• [Your task]
Only the lines from the one containing "Extract all the data from this chart as JSON." through the end of the data below should be copied, each exactly as written and with both ends kept.

--- Start Records for this exercise ---

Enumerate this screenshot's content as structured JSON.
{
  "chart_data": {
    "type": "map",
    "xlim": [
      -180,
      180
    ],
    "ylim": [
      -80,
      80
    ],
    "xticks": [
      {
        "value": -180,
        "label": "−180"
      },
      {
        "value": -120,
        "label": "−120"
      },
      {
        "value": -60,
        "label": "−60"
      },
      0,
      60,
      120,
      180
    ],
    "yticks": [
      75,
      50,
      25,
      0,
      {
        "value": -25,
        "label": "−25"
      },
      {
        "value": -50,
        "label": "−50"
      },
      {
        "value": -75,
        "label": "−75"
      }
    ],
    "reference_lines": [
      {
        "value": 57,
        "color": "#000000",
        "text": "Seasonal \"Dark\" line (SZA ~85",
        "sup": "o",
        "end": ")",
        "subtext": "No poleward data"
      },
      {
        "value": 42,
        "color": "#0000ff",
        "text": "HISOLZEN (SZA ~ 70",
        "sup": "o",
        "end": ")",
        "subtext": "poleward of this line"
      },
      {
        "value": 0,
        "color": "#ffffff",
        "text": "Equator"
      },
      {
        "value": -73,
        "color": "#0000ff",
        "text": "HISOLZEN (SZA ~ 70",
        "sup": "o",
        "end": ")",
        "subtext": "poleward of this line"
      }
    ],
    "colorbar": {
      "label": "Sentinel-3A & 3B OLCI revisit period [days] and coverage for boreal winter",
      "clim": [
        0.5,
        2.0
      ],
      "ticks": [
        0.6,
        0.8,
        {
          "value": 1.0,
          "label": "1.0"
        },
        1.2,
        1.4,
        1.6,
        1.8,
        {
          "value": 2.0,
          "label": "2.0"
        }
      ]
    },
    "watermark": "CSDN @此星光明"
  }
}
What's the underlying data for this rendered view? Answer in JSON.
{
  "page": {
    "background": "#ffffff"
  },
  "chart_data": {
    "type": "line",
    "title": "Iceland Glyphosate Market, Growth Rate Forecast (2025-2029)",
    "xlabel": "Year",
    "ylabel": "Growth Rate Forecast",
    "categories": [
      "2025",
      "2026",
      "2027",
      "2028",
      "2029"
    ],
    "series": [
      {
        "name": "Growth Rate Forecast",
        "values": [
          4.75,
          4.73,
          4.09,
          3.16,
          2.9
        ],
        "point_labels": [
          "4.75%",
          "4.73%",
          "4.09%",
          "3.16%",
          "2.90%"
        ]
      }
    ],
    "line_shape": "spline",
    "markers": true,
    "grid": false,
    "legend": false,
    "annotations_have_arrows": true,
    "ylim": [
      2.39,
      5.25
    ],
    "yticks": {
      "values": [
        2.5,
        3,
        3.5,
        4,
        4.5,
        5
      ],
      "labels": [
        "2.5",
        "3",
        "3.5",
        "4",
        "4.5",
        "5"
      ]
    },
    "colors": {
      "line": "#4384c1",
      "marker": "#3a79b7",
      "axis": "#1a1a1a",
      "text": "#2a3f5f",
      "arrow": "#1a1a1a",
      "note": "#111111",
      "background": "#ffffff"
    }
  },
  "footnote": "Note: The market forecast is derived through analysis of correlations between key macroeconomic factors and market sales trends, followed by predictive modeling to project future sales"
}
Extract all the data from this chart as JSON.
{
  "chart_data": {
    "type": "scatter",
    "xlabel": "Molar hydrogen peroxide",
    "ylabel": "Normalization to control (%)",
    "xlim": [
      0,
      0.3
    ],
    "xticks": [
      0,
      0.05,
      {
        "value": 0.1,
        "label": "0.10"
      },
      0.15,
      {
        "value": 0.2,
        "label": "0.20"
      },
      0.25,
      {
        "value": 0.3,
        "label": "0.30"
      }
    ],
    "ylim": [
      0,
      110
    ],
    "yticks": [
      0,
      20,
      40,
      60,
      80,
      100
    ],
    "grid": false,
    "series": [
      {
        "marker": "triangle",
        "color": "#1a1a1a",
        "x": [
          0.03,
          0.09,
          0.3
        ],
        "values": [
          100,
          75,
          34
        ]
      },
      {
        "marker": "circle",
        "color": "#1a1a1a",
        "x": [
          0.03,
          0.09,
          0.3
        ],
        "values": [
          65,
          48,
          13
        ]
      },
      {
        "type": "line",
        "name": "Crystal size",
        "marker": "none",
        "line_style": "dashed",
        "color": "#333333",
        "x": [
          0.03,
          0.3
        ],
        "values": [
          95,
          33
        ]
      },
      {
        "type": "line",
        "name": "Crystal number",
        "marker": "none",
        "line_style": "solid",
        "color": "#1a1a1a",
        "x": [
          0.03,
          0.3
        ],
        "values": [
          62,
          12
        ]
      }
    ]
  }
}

--- End Records for this exercise ---

• [Output of the exercise]
Extract all the data from this chart as JSON.
{
  "chart_data": {
    "type": "scatter",
    "xlabel": "Molar hydrogen peroxide",
    "ylabel": "Normalization to control (%)",
    "xlim": [
      0,
      0.3
    ],
    "xticks": [
      0,
      0.05,
      {
        "value": 0.1,
        "label": "0.10"
      },
      0.15,
      {
        "value": 0.2,
        "label": "0.20"
      },
      0.25,
      {
        "value": 0.3,
        "label": "0.30"
      }
    ],
    "ylim": [
      0,
      110
    ],
    "yticks": [
      0,
      20,
      40,
      60,
      80,
      100
    ],
    "grid": false,
    "series": [
      {
        "marker": "triangle",
        "color": "#1a1a1a",
        "x": [
          0.03,
          0.09,
          0.3
        ],
        "values": [
          100,
          75,
          34
        ]
      },
      {
        "marker": "circle",
        "color": "#1a1a1a",
        "x": [
          0.03,
          0.09,
          0.3
        ],
        "values": [
          65,
          48,
          13
        ]
      },
      {
        "type": "line",
        "name": "Crystal size",
        "marker": "none",
        "line_style": "dashed",
        "color": "#333333",
        "x": [
          0.03,
          0.3
        ],
        "values": [
          95,
          33
        ]
      },
      {
        "type": "line",
        "name": "Crystal number",
        "marker": "none",
        "line_style": "solid",
        "color": "#1a1a1a",
        "x": [
          0.03,
          0.3
        ],
        "values": [
          62,
          12
        ]
      }
    ]
  }
}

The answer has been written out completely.